DATA FOR PROCESSING |
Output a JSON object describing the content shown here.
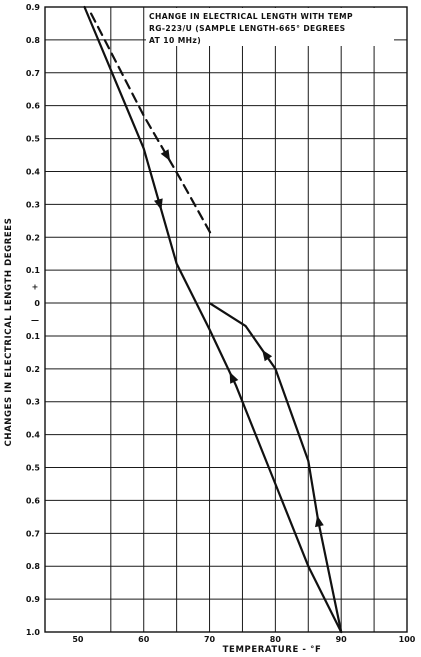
{
  "chart_data": {
    "type": "line",
    "title_lines": [
      "CHANGE IN ELECTRICAL LENGTH WITH TEMP",
      "RG-223/U (SAMPLE LENGTH-665° DEGREES",
      "AT 10 MHz)"
    ],
    "xlabel": "TEMPERATURE - °F",
    "ylabel": "CHANGES IN ELECTRICAL LENGTH DEGREES",
    "xlim": [
      45,
      100
    ],
    "ylim": [
      -1.0,
      0.9
    ],
    "x_ticks": [
      {
        "value": 50,
        "label": "50"
      },
      {
        "value": 60,
        "label": "60"
      },
      {
        "value": 70,
        "label": "70"
      },
      {
        "value": 80,
        "label": "80"
      },
      {
        "value": 90,
        "label": "90"
      },
      {
        "value": 100,
        "label": "100"
      }
    ],
    "y_ticks": [
      {
        "value": 0.9,
        "label": "0.9"
      },
      {
        "value": 0.8,
        "label": "0.8"
      },
      {
        "value": 0.7,
        "label": "0.7"
      },
      {
        "value": 0.6,
        "label": "0.6"
      },
      {
        "value": 0.5,
        "label": "0.5"
      },
      {
        "value": 0.4,
        "label": "0.4"
      },
      {
        "value": 0.3,
        "label": "0.3"
      },
      {
        "value": 0.2,
        "label": "0.2"
      },
      {
        "value": 0.1,
        "label": "0.1"
      },
      {
        "value": 0.0,
        "label": "0"
      },
      {
        "value": -0.1,
        "label": "0.1"
      },
      {
        "value": -0.2,
        "label": "0.2"
      },
      {
        "value": -0.3,
        "label": "0.3"
      },
      {
        "value": -0.4,
        "label": "0.4"
      },
      {
        "value": -0.5,
        "label": "0.5"
      },
      {
        "value": -0.6,
        "label": "0.6"
      },
      {
        "value": -0.7,
        "label": "0.7"
      },
      {
        "value": -0.8,
        "label": "0.8"
      },
      {
        "value": -0.9,
        "label": "0.9"
      },
      {
        "value": -1.0,
        "label": "1.0"
      }
    ],
    "sign_labels": {
      "plus": "+",
      "minus": "—"
    },
    "grid": true,
    "series": [
      {
        "style": "solid",
        "points": [
          [
            51,
            0.9
          ],
          [
            60,
            0.47
          ],
          [
            65,
            0.12
          ],
          [
            70,
            -0.08
          ],
          [
            74,
            -0.25
          ],
          [
            80,
            -0.55
          ],
          [
            85,
            -0.8
          ],
          [
            90,
            -1.0
          ]
        ],
        "arrows": [
          [
            63,
            0.3,
            "down"
          ],
          [
            73.7,
            -0.22,
            "up"
          ]
        ]
      },
      {
        "style": "solid",
        "points": [
          [
            90,
            -1.0
          ],
          [
            86.5,
            -0.66
          ],
          [
            85,
            -0.48
          ],
          [
            80,
            -0.2
          ],
          [
            75.5,
            -0.07
          ],
          [
            70,
            0.0
          ]
        ],
        "arrows": [
          [
            86.6,
            -0.66,
            "up"
          ],
          [
            78,
            -0.16,
            "up"
          ]
        ]
      },
      {
        "style": "dashed",
        "points": [
          [
            52,
            0.88
          ],
          [
            60,
            0.57
          ],
          [
            65.5,
            0.38
          ],
          [
            70.5,
            0.2
          ]
        ],
        "arrows": [
          [
            63.2,
            0.44,
            "down"
          ]
        ]
      }
    ]
  }
}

THE PROBLEM | Among the records above, find each line holding the string "ELECTRICAL" and pull it out.

OUTPUT OF THE TASK |
      "CHANGE IN ELECTRICAL LENGTH WITH TEMP",
    "ylabel": "CHANGES IN ELECTRICAL LENGTH DEGREES",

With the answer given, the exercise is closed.